** begin Records for this task **

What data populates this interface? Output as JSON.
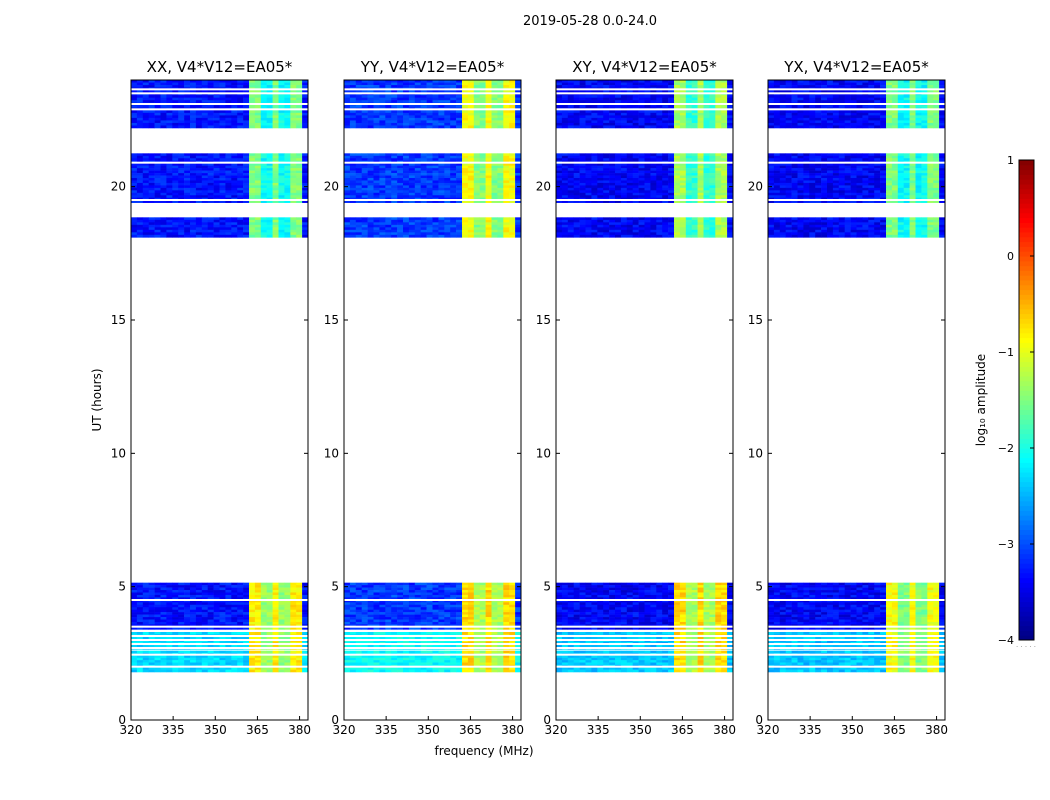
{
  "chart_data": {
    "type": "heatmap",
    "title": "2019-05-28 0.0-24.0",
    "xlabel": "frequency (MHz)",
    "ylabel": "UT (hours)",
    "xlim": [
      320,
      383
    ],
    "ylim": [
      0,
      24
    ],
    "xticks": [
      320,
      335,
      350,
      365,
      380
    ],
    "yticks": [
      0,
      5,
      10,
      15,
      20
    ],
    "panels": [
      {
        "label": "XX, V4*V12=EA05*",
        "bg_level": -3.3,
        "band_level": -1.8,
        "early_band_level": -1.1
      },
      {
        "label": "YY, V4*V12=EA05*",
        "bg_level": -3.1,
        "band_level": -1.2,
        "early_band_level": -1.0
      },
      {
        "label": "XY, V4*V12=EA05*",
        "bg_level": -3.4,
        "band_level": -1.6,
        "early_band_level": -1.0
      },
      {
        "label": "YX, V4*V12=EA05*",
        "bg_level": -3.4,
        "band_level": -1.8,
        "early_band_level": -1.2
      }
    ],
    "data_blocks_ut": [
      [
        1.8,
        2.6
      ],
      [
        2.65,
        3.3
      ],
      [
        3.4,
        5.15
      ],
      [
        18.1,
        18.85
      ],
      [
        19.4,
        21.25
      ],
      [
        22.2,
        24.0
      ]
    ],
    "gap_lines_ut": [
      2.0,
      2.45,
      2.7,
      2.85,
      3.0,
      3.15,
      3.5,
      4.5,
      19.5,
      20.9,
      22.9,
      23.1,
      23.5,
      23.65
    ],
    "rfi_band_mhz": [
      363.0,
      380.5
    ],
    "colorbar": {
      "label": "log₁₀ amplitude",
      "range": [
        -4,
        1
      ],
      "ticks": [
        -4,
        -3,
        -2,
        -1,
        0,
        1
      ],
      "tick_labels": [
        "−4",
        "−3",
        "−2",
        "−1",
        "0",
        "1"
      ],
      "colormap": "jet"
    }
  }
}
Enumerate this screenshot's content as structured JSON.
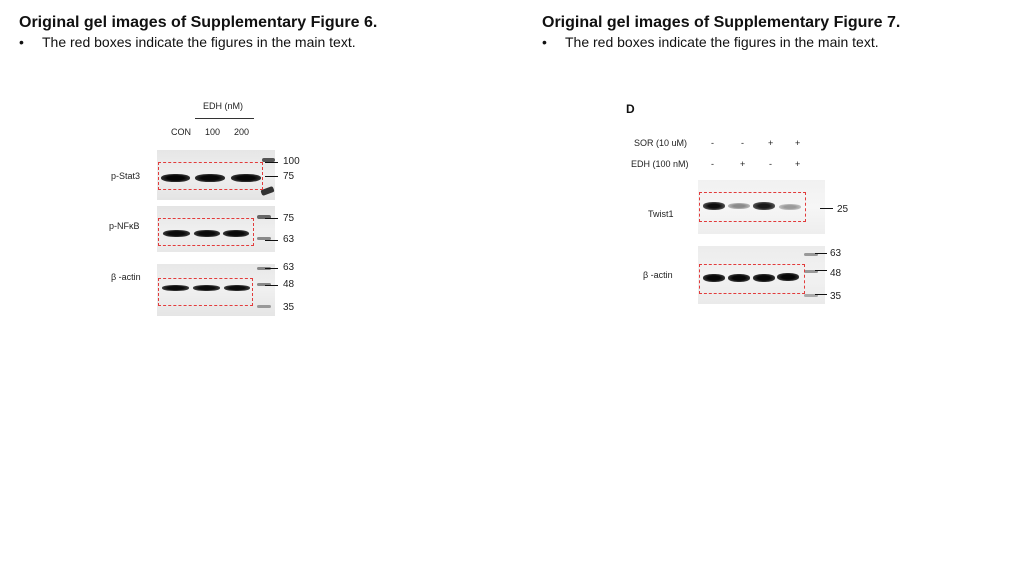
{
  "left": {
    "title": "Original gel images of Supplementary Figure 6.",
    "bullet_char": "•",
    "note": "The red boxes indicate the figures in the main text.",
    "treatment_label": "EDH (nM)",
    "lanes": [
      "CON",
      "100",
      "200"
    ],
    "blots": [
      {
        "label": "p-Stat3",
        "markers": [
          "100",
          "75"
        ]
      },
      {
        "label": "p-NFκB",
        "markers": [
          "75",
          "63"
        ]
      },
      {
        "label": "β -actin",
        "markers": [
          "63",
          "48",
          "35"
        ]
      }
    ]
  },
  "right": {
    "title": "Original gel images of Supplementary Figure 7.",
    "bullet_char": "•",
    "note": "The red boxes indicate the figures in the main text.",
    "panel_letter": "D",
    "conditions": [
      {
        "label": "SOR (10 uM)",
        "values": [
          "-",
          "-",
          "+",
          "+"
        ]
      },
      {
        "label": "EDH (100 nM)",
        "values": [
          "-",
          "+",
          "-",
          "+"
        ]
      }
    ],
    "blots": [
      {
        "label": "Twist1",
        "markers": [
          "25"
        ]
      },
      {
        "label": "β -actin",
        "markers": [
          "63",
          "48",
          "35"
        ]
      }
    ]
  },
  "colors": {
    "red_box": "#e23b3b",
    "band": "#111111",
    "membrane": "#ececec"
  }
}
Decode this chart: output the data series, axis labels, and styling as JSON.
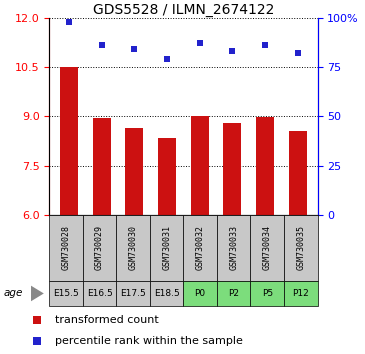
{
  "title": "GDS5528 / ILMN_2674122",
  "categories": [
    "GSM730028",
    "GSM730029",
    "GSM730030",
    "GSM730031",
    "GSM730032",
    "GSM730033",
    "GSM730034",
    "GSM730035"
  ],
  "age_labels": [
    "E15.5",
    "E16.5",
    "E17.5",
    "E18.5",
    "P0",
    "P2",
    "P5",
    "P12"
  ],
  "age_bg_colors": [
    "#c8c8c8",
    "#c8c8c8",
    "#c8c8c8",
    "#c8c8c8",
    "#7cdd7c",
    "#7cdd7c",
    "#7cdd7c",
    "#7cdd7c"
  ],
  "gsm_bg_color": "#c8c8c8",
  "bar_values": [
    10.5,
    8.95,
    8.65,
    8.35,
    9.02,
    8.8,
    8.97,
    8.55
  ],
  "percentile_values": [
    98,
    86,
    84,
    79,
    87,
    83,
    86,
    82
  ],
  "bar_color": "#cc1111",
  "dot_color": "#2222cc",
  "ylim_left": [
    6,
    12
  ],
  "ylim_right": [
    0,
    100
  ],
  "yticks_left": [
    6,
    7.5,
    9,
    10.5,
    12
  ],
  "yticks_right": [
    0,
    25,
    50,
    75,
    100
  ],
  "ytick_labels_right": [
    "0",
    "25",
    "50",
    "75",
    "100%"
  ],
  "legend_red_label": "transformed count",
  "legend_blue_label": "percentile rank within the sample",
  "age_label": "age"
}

** end Records for this task **

■ Problem to work on
Give the number of lines in the entries that include the string "images", and nothing more.

■ Expected answer
2